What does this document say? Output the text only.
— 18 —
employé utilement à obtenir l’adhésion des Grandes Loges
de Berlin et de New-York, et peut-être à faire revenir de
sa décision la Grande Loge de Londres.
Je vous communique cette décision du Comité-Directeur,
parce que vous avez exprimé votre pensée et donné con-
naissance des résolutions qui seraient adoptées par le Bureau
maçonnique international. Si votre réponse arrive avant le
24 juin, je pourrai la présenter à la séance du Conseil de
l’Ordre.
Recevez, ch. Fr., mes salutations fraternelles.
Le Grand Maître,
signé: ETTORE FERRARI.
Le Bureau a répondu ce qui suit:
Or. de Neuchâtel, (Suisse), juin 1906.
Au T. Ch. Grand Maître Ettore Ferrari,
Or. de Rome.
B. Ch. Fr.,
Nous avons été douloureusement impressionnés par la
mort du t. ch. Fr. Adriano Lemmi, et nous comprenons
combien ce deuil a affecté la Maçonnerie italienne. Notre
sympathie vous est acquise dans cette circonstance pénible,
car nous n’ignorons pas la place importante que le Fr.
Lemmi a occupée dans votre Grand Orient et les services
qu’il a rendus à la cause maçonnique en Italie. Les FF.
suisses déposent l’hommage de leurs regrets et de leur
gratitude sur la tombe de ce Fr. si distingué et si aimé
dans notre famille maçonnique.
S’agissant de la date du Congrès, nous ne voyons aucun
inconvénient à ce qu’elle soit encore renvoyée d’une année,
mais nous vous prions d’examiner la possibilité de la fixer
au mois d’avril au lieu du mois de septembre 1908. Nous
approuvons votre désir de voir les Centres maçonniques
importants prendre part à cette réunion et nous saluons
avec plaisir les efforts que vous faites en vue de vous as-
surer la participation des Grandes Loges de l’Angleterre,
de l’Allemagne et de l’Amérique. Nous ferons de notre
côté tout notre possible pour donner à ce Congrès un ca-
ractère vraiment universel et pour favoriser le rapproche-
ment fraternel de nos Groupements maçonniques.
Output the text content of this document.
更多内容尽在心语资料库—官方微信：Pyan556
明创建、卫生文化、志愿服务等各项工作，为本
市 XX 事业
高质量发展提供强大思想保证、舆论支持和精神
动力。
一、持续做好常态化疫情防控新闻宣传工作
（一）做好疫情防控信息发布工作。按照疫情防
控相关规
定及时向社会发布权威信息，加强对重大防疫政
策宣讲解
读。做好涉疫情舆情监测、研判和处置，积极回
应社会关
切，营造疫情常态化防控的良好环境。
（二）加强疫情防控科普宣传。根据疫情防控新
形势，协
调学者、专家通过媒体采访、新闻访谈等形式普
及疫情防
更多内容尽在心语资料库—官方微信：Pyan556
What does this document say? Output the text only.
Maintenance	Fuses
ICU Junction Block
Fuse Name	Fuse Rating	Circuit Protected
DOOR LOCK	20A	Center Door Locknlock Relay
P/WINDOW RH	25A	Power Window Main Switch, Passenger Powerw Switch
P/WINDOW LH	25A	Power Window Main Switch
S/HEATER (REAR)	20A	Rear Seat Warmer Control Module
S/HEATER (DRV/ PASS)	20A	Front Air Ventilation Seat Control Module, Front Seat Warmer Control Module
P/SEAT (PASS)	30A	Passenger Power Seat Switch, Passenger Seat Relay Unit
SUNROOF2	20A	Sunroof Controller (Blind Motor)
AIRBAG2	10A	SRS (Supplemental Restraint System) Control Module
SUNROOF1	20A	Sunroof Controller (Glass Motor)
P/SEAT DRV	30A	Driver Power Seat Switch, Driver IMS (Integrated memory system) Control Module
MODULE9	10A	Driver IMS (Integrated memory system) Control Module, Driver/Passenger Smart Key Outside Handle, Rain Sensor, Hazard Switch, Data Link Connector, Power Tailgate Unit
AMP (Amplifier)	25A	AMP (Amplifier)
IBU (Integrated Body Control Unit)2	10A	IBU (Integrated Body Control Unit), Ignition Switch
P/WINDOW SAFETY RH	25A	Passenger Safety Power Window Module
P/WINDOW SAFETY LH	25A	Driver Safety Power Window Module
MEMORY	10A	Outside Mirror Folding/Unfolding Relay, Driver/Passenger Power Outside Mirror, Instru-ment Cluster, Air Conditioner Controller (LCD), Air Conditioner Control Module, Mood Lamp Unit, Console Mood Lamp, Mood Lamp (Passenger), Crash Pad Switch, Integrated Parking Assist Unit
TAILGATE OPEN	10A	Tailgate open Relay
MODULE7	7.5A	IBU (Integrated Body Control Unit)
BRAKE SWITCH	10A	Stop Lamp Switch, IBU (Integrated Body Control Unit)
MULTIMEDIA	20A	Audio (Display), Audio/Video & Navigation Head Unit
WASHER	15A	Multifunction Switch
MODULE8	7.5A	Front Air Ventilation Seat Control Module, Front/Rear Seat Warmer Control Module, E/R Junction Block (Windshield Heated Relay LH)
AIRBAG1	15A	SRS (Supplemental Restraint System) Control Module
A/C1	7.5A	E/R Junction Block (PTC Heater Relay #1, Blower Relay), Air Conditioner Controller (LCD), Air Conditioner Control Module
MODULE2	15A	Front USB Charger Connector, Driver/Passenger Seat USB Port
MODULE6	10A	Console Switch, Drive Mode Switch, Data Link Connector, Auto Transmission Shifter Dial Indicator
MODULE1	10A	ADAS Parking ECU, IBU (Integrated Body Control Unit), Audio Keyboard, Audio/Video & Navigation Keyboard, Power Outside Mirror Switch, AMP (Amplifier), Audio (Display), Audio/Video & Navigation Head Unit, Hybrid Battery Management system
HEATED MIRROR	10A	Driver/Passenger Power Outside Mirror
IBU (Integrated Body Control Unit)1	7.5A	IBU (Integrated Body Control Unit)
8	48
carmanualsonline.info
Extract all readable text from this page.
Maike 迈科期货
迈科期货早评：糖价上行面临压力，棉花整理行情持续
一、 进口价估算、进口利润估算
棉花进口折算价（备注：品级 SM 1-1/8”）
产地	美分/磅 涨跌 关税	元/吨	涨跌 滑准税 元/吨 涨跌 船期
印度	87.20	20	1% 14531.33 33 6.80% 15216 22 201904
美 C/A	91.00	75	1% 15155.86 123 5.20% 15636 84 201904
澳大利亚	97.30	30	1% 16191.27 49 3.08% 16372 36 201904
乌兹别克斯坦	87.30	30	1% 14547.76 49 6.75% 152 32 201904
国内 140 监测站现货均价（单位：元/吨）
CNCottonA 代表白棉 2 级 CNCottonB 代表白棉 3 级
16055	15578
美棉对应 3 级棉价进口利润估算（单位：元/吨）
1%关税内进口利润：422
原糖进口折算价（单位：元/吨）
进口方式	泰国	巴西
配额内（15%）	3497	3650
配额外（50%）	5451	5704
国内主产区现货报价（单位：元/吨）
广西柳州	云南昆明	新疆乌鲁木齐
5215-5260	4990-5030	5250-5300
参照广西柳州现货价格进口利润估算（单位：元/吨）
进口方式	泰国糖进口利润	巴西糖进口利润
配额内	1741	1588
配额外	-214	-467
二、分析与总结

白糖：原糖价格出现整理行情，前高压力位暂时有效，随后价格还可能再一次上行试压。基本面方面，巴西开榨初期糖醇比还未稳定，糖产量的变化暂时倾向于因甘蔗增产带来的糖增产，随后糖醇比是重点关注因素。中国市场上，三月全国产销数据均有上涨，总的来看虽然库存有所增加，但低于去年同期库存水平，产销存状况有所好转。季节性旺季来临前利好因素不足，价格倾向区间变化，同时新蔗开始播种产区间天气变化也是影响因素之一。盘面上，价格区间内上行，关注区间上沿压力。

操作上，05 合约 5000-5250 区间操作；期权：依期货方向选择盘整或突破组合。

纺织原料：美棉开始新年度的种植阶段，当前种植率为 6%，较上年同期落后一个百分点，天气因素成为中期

☆ ☆ ☆

Set exercise
Note each line of the entries that has "Audio" in it, and copy those lines.

Result
MULTIMEDIA	20A	Audio (Display), Audio/Video & Navigation Head Unit
MODULE1	10A	ADAS Parking ECU, IBU (Integrated Body Control Unit), Audio Keyboard, Audio/Video & Navigation Keyboard, Power Outside Mirror Switch, AMP (Amplifier), Audio (Display), Audio/Video & Navigation Head Unit, Hybrid Battery Management system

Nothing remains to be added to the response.